_Page extract_:
↓↓↓
Thread: iPhone 15 / Apple Watch 9 Event

dada_dave

Elite Member
Posts
2,363
Reaction score
2,381
Doing some double dubious methodology I think the A17 would score around 17000 in OpenCL if you could run it and based on around a 10K Vulkan score the Adreno 740 would be about 16K for a rational OpenCL score (not what is reported indicating a very poor OpenCL driver implementation) - here’s how I constructed this dubious monstrosity of a comparison: basically taking the ratio of metal scores for the M2 10 core GPU and A17pro roughly 1.6, applying that to the M2’s OpenCL score. Taking the ratio of Vulkan scores to OpenCL scores for the same Nvidia GPUs, also about 1.6 oddly (really dubious here) and applying that to the Adreno GPU.

Unsure how safe any of that is but taking it at face value: the A17 would have roughly the same, a bit better, compute than the Adreno 740 with oddly fewer reported TFLOPs but same/more power. Weird.
↑↑↑
_Exercise set_:
• a. Could you reproduce the GPU benchmark forum post between "Elite Member" and "same/more power. Weird.", inclusive?
• b. What comes next in the GPU benchmark forum post? Continue it from where it stops.

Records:
↓↓↓
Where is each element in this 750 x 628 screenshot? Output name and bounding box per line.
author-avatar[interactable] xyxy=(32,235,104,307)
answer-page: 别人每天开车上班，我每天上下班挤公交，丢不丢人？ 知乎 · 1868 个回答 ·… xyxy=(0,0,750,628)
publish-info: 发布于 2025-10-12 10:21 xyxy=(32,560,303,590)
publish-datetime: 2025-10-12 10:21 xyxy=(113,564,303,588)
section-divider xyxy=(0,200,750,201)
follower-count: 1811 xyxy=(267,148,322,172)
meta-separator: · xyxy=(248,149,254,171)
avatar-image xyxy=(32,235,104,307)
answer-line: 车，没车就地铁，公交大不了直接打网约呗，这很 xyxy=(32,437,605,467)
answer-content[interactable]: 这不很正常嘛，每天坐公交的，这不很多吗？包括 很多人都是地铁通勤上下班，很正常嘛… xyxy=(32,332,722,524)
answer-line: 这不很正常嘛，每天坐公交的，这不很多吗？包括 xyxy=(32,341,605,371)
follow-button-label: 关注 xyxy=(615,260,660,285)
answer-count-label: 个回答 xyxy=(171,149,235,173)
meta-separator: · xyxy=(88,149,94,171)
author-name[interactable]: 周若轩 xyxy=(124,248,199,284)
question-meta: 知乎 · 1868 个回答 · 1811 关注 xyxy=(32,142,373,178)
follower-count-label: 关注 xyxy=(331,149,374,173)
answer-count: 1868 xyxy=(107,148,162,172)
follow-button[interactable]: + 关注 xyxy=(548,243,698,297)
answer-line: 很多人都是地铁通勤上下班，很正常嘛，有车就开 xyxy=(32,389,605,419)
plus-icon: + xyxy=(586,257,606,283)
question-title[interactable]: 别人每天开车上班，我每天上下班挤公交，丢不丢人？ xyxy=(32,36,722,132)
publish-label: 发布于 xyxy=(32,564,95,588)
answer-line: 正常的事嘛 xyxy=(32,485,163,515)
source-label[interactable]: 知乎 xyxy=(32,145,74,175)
↑↑↑
_Results for each task_:
• a.
Elite Member
Posts
2,363
Reaction score
2,381
Doing some double dubious methodology I think the A17 would score around 17000 in OpenCL if you could run it and based on around a 10K Vulkan score the Adreno 740 would be about 16K for a rational OpenCL score (not what is reported indicating a very poor OpenCL driver implementation) - here’s how I constructed this dubious monstrosity of a comparison: basically taking the ratio of metal scores for the M2 10 core GPU and A17pro roughly 1.6, applying that to the M2’s OpenCL score. Taking the ratio of Vulkan scores to OpenCL scores for the same Nvidia GPUs, also about 1.6 oddly (really dubious here) and applying that to the Adreno GPU.

Unsure how safe any of that is but taking it at face value: the A17 would have roughly the same, a bit better, compute than the Adreno 740 with oddly fewer reported TFLOPs but same/more power. Weird.

• b.
Jimmyjames

Site Champ
Posts
822
Reaction score
929
Doing some double dubious methodology I think the A17 would score around 17000 in OpenCL if you could run it and based on around a 10K Vulkan score the Adreno 740 would be about 16K for a rational OpenCL score - basically taking the ratio of metal scores for the M2 10 core GPU and A17pro roughly 1.6, applying that to the M2’s OpenCL score. Taking the ratio of Vulkan scores to OpenCL scores for the same Nvidia GPUs, also about 1.6 oddly (really dubious here) and applying that to the Adreno GPU.

Unsure how safe any of that is but taking it at face value: the A17 would have roughly the same, a bit better, compute than the Adreno 740 with oddly fewer reported TFLOPs but same/more power. Weird.
Why would we take OpenCL scores? It’s basically abandoned on iOS/macOS. Im sure J Poole said you can compare compute scores even with different apis.
 

dada_dave

Elite Member
Posts
2,363
Reaction score
2,381
Why would we take OpenCL scores? It’s basically abandoned on iOS/macOS. Im sure J Poole said you can compare compute scores even with different apis.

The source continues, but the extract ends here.